▶ **Exercise description**
Can you output as a numbered list the lines of the listing from the line containing "density-point <box>389 152 390 154</box>" up to and including the line containing "density-point <box>342 160 343 161</box>", leaving out any blank lines?

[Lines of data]
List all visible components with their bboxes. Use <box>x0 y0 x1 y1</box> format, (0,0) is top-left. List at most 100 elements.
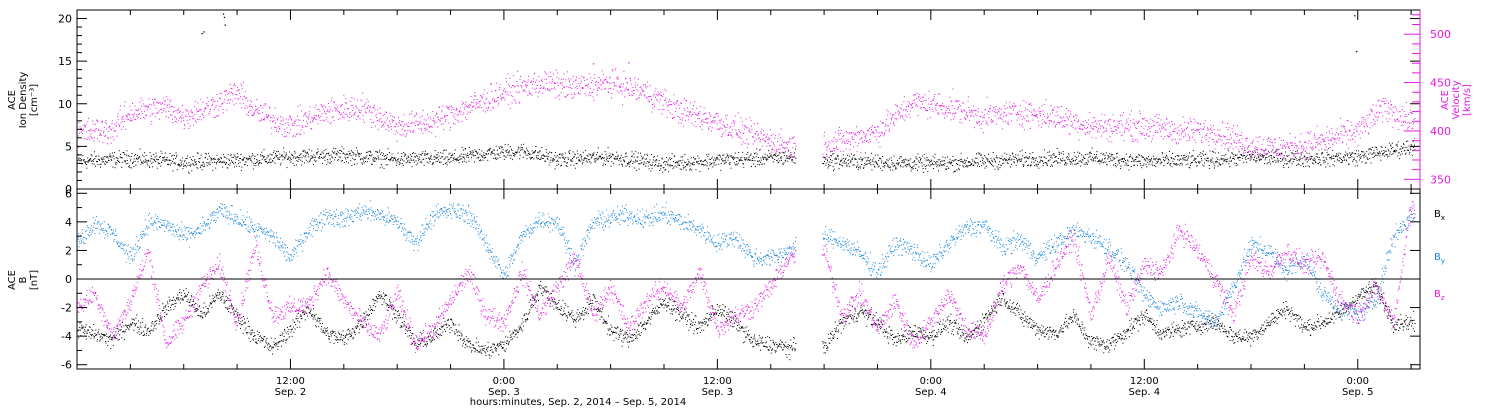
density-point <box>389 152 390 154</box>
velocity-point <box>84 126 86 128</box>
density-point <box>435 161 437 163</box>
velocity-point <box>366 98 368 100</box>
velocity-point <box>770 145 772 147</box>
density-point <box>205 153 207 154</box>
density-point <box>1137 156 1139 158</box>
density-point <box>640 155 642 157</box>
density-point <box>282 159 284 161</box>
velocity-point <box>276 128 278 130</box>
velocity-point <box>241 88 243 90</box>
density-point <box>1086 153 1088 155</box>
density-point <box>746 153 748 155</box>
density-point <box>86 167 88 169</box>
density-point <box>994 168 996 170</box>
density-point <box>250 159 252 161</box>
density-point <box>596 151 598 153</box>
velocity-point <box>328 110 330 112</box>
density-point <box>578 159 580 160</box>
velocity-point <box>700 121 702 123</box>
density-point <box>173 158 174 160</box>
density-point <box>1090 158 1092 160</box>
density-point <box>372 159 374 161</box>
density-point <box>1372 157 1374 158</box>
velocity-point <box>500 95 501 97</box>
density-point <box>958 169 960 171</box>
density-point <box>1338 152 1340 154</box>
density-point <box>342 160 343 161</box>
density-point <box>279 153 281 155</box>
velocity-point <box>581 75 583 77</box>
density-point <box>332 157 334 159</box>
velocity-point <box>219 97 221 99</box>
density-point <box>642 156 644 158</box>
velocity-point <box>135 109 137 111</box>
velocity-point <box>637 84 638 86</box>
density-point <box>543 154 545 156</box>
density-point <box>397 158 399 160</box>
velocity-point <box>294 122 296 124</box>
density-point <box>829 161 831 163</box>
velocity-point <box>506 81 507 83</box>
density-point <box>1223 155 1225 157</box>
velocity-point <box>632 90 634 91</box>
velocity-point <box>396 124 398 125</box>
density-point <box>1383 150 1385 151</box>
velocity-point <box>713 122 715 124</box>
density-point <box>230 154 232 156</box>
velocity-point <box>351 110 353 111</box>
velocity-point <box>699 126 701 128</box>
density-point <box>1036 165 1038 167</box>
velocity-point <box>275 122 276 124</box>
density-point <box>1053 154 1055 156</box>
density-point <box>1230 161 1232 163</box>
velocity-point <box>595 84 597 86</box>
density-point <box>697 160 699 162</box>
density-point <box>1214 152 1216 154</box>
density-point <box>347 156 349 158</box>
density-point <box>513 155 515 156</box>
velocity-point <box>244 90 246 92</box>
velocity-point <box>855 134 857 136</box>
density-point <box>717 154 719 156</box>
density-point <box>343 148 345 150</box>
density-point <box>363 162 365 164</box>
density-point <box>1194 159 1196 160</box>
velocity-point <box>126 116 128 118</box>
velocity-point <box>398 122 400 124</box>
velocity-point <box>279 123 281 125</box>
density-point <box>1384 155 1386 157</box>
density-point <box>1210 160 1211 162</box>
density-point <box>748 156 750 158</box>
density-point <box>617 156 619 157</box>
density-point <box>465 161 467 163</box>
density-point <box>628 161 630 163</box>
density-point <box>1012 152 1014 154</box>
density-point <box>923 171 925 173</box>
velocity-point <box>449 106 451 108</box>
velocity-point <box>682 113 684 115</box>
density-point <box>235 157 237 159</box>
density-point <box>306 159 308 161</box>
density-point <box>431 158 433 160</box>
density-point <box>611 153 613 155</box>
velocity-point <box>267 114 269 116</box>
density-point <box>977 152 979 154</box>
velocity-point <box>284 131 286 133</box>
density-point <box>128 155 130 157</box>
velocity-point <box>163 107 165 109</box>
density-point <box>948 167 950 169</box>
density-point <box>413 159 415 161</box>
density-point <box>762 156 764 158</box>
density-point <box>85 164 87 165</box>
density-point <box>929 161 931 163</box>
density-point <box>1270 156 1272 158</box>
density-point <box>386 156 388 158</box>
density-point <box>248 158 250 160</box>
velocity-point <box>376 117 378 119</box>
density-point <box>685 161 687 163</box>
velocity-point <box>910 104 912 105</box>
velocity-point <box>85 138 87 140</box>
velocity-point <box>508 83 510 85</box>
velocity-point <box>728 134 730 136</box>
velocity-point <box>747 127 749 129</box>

---

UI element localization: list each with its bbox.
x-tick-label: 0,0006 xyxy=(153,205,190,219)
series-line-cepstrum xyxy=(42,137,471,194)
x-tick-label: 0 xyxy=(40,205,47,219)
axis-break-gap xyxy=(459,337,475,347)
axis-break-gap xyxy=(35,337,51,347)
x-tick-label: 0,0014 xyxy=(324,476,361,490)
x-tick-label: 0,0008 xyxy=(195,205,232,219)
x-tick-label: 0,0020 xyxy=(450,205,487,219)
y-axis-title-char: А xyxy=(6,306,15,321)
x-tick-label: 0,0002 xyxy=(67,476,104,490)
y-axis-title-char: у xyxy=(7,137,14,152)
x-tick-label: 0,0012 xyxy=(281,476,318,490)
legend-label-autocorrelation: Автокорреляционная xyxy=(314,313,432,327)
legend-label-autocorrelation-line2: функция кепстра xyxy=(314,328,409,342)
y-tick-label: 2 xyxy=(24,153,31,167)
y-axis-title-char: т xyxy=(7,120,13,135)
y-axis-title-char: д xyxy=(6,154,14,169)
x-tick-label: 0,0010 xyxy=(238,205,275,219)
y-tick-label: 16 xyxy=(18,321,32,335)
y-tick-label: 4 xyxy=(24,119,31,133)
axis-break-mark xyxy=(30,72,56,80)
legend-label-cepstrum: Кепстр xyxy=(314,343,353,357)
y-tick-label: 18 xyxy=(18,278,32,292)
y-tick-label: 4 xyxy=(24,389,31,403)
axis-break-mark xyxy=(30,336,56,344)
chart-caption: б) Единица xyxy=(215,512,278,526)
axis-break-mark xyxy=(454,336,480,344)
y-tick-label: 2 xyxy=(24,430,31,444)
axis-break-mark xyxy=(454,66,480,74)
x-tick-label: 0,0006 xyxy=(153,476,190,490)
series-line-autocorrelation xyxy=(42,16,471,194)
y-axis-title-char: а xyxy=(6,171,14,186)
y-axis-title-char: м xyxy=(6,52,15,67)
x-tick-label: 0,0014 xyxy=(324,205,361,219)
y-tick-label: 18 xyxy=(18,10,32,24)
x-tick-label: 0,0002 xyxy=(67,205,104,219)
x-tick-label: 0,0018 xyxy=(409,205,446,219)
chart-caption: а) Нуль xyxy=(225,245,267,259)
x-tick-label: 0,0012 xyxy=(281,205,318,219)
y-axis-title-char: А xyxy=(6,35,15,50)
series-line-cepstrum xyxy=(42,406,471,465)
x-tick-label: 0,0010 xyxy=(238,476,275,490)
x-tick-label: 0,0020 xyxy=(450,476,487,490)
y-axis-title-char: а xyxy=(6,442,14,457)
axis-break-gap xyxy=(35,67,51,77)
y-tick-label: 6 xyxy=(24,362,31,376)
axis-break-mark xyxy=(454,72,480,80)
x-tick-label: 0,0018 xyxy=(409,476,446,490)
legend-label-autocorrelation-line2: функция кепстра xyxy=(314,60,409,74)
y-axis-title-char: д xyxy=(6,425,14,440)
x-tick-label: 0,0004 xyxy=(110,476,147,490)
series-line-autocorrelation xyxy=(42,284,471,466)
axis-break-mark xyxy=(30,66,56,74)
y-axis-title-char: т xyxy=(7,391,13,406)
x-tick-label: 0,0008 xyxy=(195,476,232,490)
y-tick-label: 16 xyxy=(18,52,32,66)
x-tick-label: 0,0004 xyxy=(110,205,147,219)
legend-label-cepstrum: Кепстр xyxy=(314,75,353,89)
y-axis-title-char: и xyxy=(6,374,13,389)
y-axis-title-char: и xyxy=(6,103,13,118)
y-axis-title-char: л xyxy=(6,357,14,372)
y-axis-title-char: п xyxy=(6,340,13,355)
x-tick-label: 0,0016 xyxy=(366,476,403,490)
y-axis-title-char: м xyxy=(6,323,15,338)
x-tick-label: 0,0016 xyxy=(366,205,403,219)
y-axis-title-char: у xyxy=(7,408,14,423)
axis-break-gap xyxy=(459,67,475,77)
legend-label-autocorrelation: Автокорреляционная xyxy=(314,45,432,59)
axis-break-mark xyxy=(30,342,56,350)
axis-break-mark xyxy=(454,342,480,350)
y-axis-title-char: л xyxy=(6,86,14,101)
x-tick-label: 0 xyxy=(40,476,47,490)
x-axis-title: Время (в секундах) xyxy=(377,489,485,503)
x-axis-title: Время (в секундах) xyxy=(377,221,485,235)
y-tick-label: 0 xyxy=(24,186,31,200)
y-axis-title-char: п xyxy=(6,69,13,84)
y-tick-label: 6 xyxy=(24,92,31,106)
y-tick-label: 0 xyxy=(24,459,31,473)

▶ **In response**
1. density-point <box>389 152 390 154</box>
2. velocity-point <box>84 126 86 128</box>
3. density-point <box>435 161 437 163</box>
4. velocity-point <box>366 98 368 100</box>
5. velocity-point <box>770 145 772 147</box>
6. density-point <box>205 153 207 154</box>
7. density-point <box>1137 156 1139 158</box>
8. density-point <box>640 155 642 157</box>
9. density-point <box>282 159 284 161</box>
10. velocity-point <box>276 128 278 130</box>
11. velocity-point <box>241 88 243 90</box>
12. density-point <box>1086 153 1088 155</box>
13. density-point <box>746 153 748 155</box>
14. density-point <box>86 167 88 169</box>
15. density-point <box>994 168 996 170</box>
16. density-point <box>250 159 252 161</box>
17. density-point <box>596 151 598 153</box>
18. velocity-point <box>328 110 330 112</box>
19. density-point <box>578 159 580 160</box>
20. velocity-point <box>700 121 702 123</box>
21. density-point <box>173 158 174 160</box>
22. density-point <box>1090 158 1092 160</box>
23. density-point <box>372 159 374 161</box>
24. density-point <box>1372 157 1374 158</box>
25. velocity-point <box>500 95 501 97</box>
26. density-point <box>958 169 960 171</box>
27. density-point <box>1338 152 1340 154</box>
28. density-point <box>342 160 343 161</box>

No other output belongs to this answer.